> _What you have to do_:
Reproduce all the material exactly, minus any pictures it holds.
:: Stored rows
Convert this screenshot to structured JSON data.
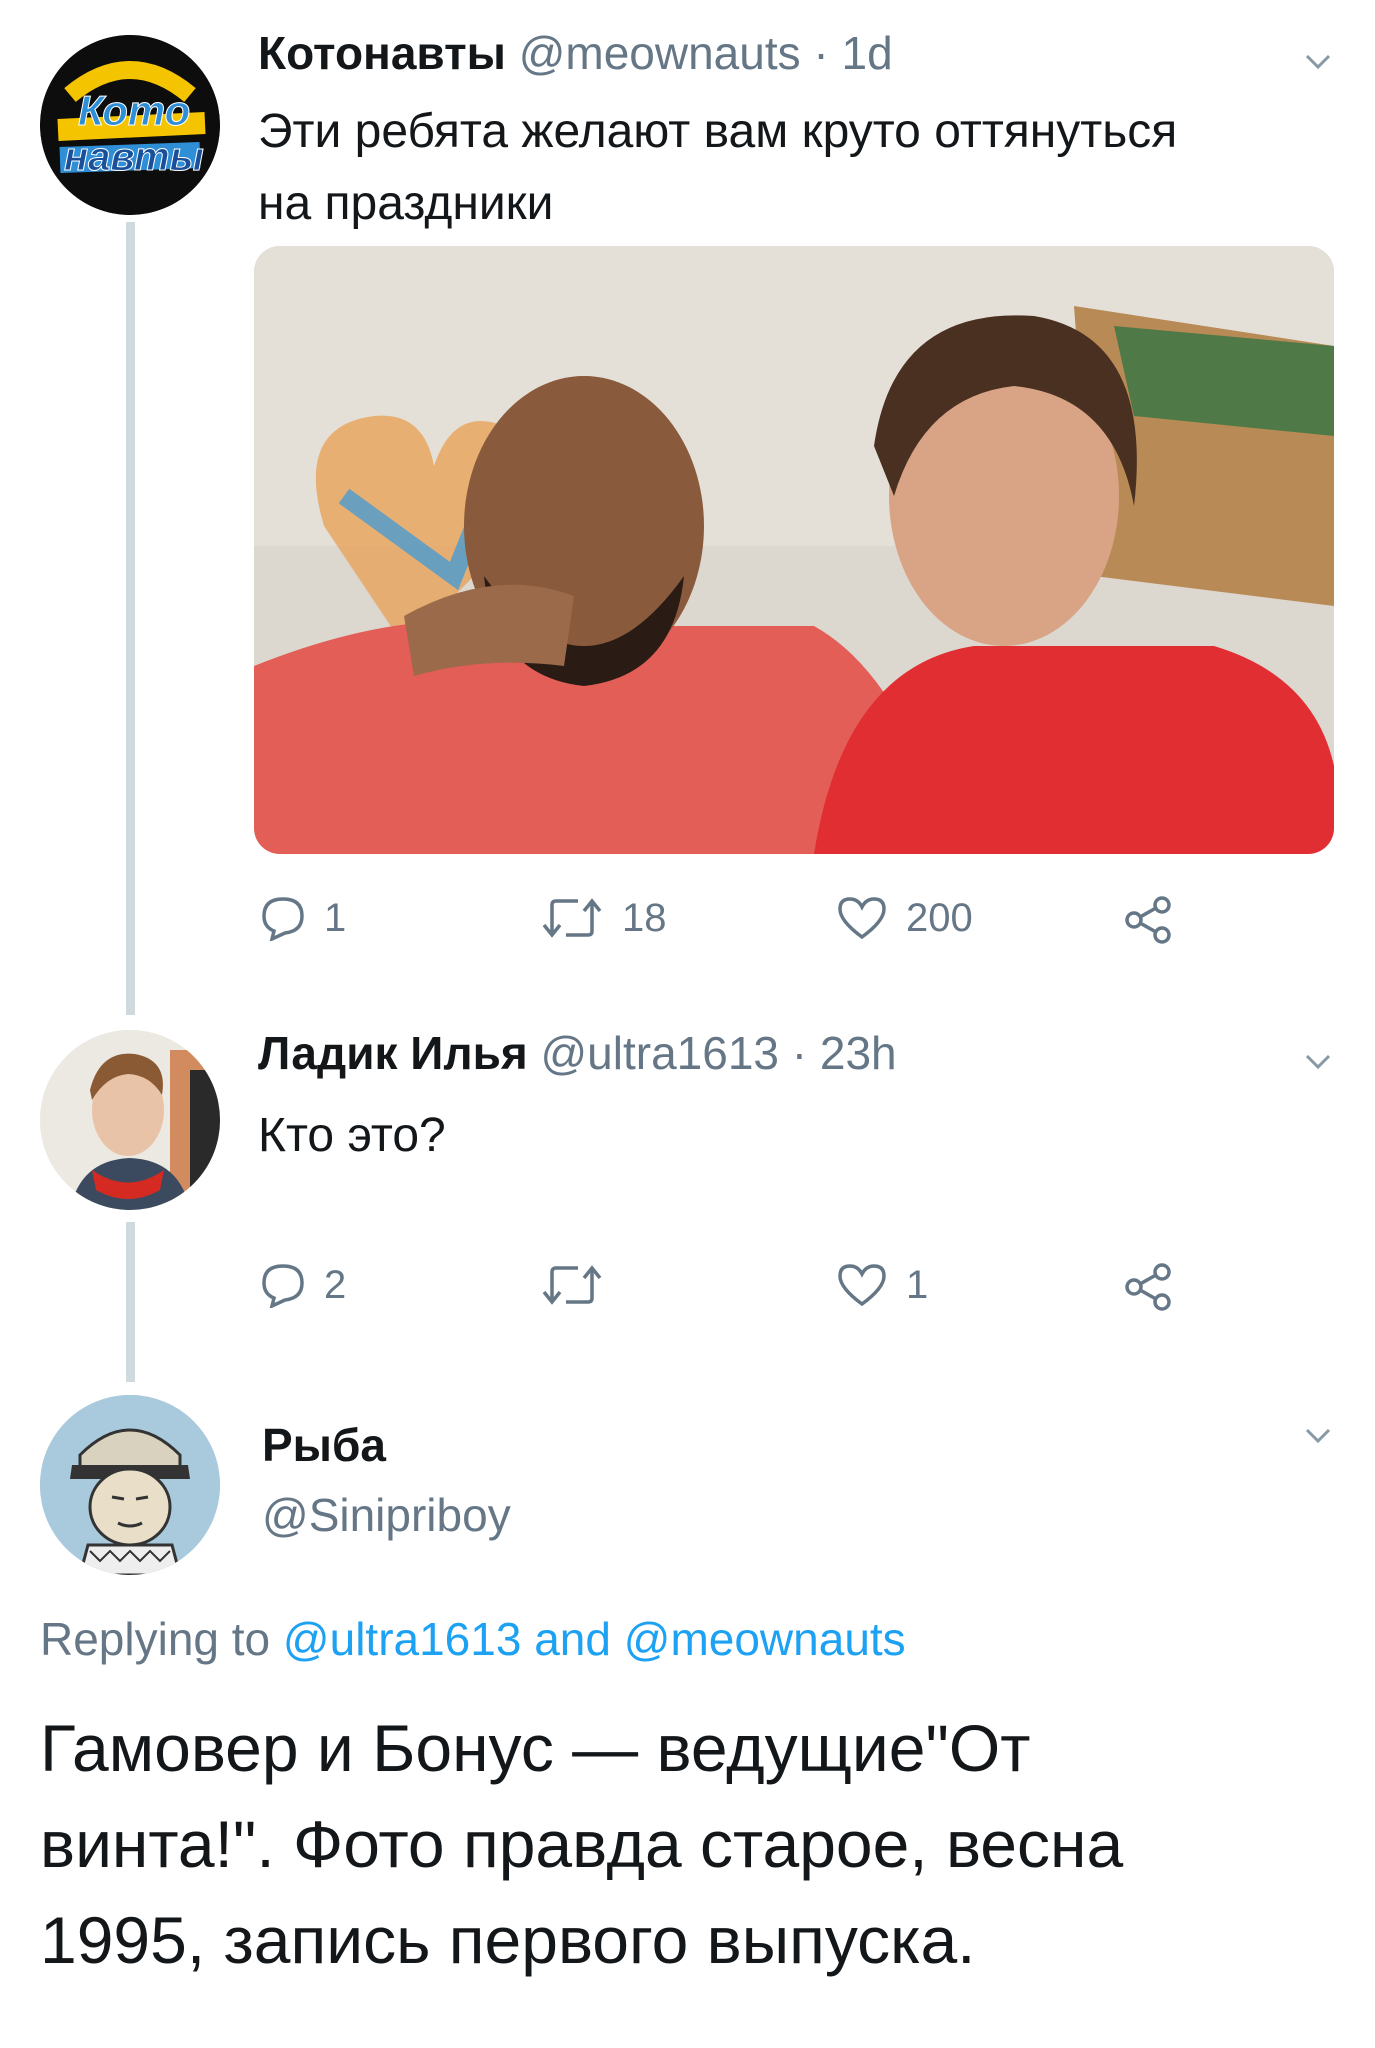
{
  "tweet1": {
    "display_name": "Котонавты",
    "handle": "@meownauts",
    "separator": "·",
    "time": "1d",
    "text_line1": "Эти ребята желают вам круто оттянуться",
    "text_line2": "на праздники",
    "avatar_logo_line1": "Кото",
    "avatar_logo_line2": "навты",
    "replies": "1",
    "retweets": "18",
    "likes": "200"
  },
  "tweet2": {
    "display_name": "Ладик Илья",
    "handle": "@ultra1613",
    "separator": "·",
    "time": "23h",
    "text": "Кто это?",
    "replies": "2",
    "likes": "1"
  },
  "tweet3": {
    "display_name": "Рыба",
    "handle": "@Sinipriboy",
    "replying_prefix": "Replying to",
    "reply_handle1": "@ultra1613",
    "reply_and": "and",
    "reply_handle2": "@meownauts",
    "text_line1": "Гамовер и Бонус — ведущие\"От",
    "text_line2": "винта!\". Фото правда старое, весна",
    "text_line3": "1995, запись первого выпуска."
  },
  "colors": {
    "link_blue": "#1da1f2",
    "secondary_gray": "#657786",
    "thread_line": "#cfd9de",
    "hoodie_red": "#e0453f"
  },
  "icons": [
    "chevron-down-icon",
    "reply-icon",
    "retweet-icon",
    "like-icon",
    "share-icon"
  ]
}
::::
> _Solved exercise_:
Convert this screenshot to structured JSON data.
{
  "tweet1": {
    "display_name": "Котонавты",
    "handle": "@meownauts",
    "separator": "·",
    "time": "1d",
    "text_line1": "Эти ребята желают вам круто оттянуться",
    "text_line2": "на праздники",
    "avatar_logo_line1": "Кото",
    "avatar_logo_line2": "навты",
    "replies": "1",
    "retweets": "18",
    "likes": "200"
  },
  "tweet2": {
    "display_name": "Ладик Илья",
    "handle": "@ultra1613",
    "separator": "·",
    "time": "23h",
    "text": "Кто это?",
    "replies": "2",
    "likes": "1"
  },
  "tweet3": {
    "display_name": "Рыба",
    "handle": "@Sinipriboy",
    "replying_prefix": "Replying to",
    "reply_handle1": "@ultra1613",
    "reply_and": "and",
    "reply_handle2": "@meownauts",
    "text_line1": "Гамовер и Бонус — ведущие\"От",
    "text_line2": "винта!\". Фото правда старое, весна",
    "text_line3": "1995, запись первого выпуска."
  },
  "colors": {
    "link_blue": "#1da1f2",
    "secondary_gray": "#657786",
    "thread_line": "#cfd9de",
    "hoodie_red": "#e0453f"
  },
  "icons": [
    "chevron-down-icon",
    "reply-icon",
    "retweet-icon",
    "like-icon",
    "share-icon"
  ]
}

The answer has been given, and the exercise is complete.